Collected data entries
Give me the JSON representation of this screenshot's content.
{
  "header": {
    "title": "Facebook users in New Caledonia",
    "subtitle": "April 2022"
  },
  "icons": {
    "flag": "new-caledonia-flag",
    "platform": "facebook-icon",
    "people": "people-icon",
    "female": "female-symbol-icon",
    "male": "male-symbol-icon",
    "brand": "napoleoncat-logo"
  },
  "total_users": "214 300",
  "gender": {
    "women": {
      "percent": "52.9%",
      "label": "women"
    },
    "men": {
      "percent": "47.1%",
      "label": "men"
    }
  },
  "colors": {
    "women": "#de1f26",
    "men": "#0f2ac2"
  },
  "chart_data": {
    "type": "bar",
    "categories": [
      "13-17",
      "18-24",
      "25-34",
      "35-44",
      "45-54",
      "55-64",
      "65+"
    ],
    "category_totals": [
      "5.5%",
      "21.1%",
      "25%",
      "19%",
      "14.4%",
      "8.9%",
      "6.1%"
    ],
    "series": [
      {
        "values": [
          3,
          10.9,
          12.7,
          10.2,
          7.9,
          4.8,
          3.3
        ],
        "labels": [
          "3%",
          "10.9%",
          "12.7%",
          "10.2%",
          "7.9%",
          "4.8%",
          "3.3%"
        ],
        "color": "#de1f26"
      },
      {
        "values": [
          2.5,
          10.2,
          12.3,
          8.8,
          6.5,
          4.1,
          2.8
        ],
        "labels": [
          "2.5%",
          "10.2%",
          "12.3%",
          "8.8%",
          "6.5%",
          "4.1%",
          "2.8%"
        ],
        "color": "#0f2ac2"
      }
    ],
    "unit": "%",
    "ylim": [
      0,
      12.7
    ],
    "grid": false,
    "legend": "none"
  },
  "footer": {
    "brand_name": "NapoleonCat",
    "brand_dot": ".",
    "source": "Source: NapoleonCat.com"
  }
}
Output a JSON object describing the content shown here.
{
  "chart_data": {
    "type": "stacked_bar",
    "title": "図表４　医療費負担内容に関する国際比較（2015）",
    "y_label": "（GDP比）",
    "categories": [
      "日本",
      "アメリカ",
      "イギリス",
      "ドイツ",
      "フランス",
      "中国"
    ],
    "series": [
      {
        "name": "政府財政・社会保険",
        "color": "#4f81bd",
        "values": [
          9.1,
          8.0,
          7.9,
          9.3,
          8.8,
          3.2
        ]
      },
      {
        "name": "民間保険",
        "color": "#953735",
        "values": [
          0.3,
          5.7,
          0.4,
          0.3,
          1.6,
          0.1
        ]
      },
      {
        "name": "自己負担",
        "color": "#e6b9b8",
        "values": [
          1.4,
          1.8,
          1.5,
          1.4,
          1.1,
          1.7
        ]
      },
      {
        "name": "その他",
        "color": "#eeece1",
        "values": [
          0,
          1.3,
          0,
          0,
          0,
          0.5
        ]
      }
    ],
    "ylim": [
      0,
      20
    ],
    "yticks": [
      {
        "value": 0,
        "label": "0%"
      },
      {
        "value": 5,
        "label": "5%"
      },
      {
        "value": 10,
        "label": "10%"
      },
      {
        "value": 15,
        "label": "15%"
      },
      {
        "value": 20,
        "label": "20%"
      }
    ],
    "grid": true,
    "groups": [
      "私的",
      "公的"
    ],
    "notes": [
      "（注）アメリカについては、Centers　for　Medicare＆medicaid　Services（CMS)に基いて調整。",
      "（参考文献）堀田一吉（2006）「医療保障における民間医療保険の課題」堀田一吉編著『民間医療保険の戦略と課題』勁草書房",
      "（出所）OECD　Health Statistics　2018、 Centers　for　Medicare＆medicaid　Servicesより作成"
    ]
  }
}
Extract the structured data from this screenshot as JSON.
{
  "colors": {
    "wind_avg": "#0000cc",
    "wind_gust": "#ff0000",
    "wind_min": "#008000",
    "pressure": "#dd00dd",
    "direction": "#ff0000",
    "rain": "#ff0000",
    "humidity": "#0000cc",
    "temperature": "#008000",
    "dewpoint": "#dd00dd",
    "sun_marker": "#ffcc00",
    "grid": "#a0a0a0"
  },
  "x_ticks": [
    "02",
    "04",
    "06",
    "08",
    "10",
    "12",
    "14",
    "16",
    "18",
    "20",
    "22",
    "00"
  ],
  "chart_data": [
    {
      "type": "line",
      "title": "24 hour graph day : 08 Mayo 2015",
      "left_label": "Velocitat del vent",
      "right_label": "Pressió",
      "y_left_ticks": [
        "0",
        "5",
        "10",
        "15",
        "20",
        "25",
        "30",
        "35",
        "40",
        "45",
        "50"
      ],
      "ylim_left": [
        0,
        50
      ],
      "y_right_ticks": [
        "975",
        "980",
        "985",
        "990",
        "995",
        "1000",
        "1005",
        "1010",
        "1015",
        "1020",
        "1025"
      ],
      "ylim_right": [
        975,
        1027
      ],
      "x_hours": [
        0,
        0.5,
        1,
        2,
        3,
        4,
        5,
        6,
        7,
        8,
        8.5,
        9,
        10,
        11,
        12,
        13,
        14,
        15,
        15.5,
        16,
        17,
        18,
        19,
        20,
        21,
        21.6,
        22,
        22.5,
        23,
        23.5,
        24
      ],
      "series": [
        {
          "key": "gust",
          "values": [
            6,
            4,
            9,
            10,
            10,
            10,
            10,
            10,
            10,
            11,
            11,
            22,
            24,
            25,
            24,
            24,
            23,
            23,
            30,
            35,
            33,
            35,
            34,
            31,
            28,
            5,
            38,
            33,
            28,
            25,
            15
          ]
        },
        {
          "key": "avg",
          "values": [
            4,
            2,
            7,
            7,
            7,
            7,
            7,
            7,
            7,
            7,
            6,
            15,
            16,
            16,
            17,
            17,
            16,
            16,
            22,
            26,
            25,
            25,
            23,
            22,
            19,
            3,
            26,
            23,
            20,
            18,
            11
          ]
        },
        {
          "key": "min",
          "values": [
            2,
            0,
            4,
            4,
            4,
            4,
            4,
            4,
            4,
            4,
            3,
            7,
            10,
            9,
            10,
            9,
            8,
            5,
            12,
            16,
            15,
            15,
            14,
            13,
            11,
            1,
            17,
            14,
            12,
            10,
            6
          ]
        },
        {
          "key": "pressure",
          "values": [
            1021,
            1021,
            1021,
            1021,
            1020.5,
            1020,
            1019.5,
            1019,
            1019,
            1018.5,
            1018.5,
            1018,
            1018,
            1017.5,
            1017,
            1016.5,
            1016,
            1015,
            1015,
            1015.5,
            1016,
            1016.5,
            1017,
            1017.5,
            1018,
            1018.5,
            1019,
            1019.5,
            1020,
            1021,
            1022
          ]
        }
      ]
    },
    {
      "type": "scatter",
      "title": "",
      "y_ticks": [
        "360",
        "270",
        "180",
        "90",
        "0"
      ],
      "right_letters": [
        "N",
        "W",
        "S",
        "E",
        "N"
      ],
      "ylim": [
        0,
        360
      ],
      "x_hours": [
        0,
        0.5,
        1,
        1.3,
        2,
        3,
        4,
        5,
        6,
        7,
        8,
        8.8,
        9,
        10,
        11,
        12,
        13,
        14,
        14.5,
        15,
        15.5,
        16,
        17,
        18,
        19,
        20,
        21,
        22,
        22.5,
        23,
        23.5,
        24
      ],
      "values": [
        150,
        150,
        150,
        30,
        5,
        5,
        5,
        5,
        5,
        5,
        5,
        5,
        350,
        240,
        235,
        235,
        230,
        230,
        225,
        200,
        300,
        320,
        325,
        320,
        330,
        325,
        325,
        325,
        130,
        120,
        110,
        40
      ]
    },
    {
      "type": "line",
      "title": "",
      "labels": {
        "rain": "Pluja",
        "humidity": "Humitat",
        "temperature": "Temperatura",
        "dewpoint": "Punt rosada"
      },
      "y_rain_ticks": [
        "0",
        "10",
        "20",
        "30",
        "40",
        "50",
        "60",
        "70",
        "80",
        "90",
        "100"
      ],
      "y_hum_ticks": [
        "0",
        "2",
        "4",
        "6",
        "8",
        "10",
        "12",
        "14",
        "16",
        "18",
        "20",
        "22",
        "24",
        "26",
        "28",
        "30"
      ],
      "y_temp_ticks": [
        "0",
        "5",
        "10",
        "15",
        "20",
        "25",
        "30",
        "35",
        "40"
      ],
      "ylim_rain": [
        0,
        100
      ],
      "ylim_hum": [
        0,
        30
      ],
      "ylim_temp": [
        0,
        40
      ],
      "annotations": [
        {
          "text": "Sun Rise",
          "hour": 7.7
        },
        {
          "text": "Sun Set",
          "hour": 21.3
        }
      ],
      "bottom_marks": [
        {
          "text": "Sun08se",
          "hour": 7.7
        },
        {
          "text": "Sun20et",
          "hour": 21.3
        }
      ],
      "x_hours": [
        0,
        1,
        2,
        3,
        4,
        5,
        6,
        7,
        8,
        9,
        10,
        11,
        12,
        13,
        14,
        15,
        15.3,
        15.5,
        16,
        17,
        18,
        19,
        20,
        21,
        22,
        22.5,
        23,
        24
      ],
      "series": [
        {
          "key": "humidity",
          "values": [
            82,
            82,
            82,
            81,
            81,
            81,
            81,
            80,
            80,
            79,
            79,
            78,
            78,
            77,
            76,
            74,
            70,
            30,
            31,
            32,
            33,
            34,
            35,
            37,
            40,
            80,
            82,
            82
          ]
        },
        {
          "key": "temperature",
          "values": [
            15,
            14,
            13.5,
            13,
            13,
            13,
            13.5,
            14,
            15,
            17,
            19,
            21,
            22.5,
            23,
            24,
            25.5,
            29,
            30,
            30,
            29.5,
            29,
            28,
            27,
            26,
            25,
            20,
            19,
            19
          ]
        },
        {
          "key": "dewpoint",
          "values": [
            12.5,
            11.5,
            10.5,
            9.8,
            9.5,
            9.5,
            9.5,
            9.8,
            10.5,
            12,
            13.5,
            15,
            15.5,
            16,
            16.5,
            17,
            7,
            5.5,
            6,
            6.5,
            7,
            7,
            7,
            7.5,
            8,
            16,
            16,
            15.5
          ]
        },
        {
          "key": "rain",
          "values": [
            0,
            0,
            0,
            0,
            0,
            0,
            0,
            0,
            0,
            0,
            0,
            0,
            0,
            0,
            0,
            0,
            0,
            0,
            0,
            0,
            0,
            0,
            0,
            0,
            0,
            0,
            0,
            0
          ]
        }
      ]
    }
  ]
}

**WHAT NEEDS TO BE DONE**
The string "medicaid" may appear in lines of the listing above; tally those lines and give the number only.

**FINAL ANSWER**
2